++++ TEXTAUSZUG ZUM LESEN ++++

30. November 2010 · 1 Kommentar · Kommentar, Politik

Von Aluf Benn

Das „israelische Kapitel“ in den Telegrammen der US-Regierung, die die Webseite WikiLeaks gestern bekanntmachte, hat nicht ein einziges neues Detail hinsichtlich des Austauschs von Botschaften zwischen Jerusalem und Washington zum Vorschein gebracht. Die geheimen Telegramme der US-Botschaft in Tel Aviv lehren, dass die Führungsfiguren der Geheimdienstgemeinde und des Sicherheitsapparats Israels dieselben Textvorlagen zitieren, wenn sie Bürokraten und Kongressabgeordnete aus Amerika unterrichten oder Journalisten und Knessetabgeordnete aus Israel.

Es besteht kein großer Unterschied zwischen dem, was Ehud Barak, Meir Dagan und Amos Yadlin in Reden, im Außen- und sicherheitspolitischen Ausschuss oder in Hintergrundgesprächen mit Kommentatoren sagen, und ihren Äußerungen in Gesprächen mit Diplomaten. Insofern hat Israel wegen der Veröffentlichung keinen Grund zur Verlegenheit: Es wurden keine großen Diskrepanzen entdeckt zwischen dem, was man draußen und dem, was man drinnen, was man in der Öffentlichkeit und was man hinter verschlossenen Türen gesagt hat.

++++ BEREITGESTELLTES MATERIAL ++++

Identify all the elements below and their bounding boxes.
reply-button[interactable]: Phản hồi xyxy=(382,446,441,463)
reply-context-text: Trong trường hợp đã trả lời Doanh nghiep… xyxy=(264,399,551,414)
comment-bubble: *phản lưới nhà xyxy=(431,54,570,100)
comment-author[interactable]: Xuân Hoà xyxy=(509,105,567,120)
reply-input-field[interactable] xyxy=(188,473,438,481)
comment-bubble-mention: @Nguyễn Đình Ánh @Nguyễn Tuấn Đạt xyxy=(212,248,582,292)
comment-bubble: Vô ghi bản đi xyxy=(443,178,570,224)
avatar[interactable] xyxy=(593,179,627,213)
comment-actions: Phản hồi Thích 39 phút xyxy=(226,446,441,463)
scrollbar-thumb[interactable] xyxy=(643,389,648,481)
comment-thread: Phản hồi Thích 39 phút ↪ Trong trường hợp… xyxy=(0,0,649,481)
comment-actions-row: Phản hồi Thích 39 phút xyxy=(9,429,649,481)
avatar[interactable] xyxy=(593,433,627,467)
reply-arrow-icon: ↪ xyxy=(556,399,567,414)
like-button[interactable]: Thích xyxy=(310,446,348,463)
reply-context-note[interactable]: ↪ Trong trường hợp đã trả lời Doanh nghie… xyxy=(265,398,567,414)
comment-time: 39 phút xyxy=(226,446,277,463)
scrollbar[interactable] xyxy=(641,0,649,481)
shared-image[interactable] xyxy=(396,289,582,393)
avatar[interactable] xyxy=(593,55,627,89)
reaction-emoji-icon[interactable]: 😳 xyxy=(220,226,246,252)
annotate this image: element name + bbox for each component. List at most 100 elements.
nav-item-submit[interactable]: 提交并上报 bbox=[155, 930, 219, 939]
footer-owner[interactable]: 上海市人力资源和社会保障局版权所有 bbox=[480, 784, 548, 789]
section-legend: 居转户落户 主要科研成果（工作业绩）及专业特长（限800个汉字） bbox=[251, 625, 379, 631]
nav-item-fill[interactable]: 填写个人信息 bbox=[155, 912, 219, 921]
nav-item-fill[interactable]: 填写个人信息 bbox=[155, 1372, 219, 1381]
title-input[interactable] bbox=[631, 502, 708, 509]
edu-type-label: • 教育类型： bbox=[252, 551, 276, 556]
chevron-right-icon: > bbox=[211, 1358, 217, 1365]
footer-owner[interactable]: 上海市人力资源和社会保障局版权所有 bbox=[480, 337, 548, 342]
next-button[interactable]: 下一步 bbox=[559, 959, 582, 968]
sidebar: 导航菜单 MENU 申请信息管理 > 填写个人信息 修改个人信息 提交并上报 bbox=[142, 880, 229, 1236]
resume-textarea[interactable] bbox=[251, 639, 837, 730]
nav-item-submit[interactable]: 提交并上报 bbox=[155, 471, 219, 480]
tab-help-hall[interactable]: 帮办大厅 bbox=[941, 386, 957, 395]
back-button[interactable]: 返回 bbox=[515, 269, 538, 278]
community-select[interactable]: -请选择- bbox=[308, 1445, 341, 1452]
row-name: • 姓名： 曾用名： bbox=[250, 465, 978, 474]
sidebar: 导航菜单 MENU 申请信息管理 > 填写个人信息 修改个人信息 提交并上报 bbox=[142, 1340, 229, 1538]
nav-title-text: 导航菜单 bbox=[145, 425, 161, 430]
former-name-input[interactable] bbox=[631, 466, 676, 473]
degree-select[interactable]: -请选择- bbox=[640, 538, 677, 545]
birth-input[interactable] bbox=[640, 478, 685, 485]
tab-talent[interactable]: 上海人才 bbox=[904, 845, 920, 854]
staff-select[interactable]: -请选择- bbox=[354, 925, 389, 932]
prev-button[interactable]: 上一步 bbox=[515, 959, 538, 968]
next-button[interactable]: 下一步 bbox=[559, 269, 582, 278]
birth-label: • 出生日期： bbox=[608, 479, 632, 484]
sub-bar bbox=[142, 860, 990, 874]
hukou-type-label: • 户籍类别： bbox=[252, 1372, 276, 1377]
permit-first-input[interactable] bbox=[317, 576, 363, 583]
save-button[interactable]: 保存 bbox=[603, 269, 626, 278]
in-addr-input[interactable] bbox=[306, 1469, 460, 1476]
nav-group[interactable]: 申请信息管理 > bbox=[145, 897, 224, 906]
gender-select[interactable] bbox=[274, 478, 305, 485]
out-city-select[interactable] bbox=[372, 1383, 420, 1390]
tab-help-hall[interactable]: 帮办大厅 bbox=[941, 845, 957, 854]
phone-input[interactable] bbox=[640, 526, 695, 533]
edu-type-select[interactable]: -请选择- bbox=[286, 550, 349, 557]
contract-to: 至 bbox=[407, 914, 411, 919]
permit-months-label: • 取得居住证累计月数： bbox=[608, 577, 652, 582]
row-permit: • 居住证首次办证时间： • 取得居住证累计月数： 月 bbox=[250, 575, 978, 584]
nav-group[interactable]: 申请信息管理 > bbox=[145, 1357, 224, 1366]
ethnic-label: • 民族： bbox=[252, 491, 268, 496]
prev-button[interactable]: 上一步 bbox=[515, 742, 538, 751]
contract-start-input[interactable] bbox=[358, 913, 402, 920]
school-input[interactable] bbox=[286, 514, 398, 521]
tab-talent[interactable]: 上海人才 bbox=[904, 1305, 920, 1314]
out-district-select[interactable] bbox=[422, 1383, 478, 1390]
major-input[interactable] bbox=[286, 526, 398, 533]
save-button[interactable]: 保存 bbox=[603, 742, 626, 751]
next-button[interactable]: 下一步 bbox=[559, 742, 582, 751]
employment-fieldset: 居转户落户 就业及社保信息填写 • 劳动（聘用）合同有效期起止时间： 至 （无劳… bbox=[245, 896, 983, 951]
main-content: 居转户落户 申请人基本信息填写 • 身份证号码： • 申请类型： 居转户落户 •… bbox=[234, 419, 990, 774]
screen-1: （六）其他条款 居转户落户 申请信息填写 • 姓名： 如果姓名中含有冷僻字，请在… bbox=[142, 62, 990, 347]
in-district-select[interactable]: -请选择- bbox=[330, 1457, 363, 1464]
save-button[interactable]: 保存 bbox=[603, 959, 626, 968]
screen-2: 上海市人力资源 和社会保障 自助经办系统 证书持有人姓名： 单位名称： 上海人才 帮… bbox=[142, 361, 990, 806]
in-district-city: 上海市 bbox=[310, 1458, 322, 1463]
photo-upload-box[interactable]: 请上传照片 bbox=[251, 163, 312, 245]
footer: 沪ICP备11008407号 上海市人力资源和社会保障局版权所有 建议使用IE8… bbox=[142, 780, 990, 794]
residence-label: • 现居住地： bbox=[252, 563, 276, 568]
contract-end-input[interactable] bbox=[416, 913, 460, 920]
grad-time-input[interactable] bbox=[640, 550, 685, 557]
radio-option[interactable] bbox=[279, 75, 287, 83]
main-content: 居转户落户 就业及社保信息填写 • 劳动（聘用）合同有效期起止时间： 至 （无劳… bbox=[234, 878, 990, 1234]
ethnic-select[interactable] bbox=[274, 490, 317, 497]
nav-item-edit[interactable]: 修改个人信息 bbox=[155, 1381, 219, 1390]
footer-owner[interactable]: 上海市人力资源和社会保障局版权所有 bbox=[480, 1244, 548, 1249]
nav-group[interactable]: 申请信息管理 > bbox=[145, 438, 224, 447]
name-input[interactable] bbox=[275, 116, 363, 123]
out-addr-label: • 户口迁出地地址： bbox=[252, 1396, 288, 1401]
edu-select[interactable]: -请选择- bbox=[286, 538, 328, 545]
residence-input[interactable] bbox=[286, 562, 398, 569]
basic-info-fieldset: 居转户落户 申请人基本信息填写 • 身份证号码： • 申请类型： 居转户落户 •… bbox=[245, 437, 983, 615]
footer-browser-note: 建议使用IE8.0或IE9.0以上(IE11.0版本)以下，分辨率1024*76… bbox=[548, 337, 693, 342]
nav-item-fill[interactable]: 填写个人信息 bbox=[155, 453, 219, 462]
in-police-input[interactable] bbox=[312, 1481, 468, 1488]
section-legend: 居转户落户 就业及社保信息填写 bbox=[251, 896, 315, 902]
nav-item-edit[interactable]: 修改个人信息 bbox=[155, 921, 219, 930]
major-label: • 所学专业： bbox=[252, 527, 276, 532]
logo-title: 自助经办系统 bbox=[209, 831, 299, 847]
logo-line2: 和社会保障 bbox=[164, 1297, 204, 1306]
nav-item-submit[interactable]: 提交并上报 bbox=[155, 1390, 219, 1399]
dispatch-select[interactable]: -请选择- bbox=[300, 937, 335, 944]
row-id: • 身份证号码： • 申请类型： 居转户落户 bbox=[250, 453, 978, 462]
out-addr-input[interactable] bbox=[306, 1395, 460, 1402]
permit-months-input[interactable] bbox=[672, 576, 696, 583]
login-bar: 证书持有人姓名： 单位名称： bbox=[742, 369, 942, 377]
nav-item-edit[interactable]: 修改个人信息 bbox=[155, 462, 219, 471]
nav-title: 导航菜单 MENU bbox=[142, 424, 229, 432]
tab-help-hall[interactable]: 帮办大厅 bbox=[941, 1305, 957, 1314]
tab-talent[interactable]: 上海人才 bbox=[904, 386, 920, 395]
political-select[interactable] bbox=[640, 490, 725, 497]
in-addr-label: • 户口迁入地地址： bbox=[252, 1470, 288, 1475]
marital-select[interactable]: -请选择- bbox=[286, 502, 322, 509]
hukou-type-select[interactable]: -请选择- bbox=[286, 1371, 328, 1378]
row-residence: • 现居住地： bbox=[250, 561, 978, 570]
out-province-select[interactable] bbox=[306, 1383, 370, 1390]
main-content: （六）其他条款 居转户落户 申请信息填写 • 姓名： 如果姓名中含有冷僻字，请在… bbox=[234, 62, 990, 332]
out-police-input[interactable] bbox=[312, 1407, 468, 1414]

++++

== AUFGABE ==
Schreib aus dem Text über die WikiLeaks-Telegramme den Teil ab, der mit den Worten beginnt, in denen „Von Aluf Benn“ steht, und mit „Knessetabgeordnete aus Israel.“ endet.

== FERTIGE LÖSUNG ==
Von Aluf Benn

Das „israelische Kapitel“ in den Telegrammen der US-Regierung, die die Webseite WikiLeaks gestern bekanntmachte, hat nicht ein einziges neues Detail hinsichtlich des Austauschs von Botschaften zwischen Jerusalem und Washington zum Vorschein gebracht. Die geheimen Telegramme der US-Botschaft in Tel Aviv lehren, dass die Führungsfiguren der Geheimdienstgemeinde und des Sicherheitsapparats Israels dieselben Textvorlagen zitieren, wenn sie Bürokraten und Kongressabgeordnete aus Amerika unterrichten oder Journalisten und Knessetabgeordnete aus Israel.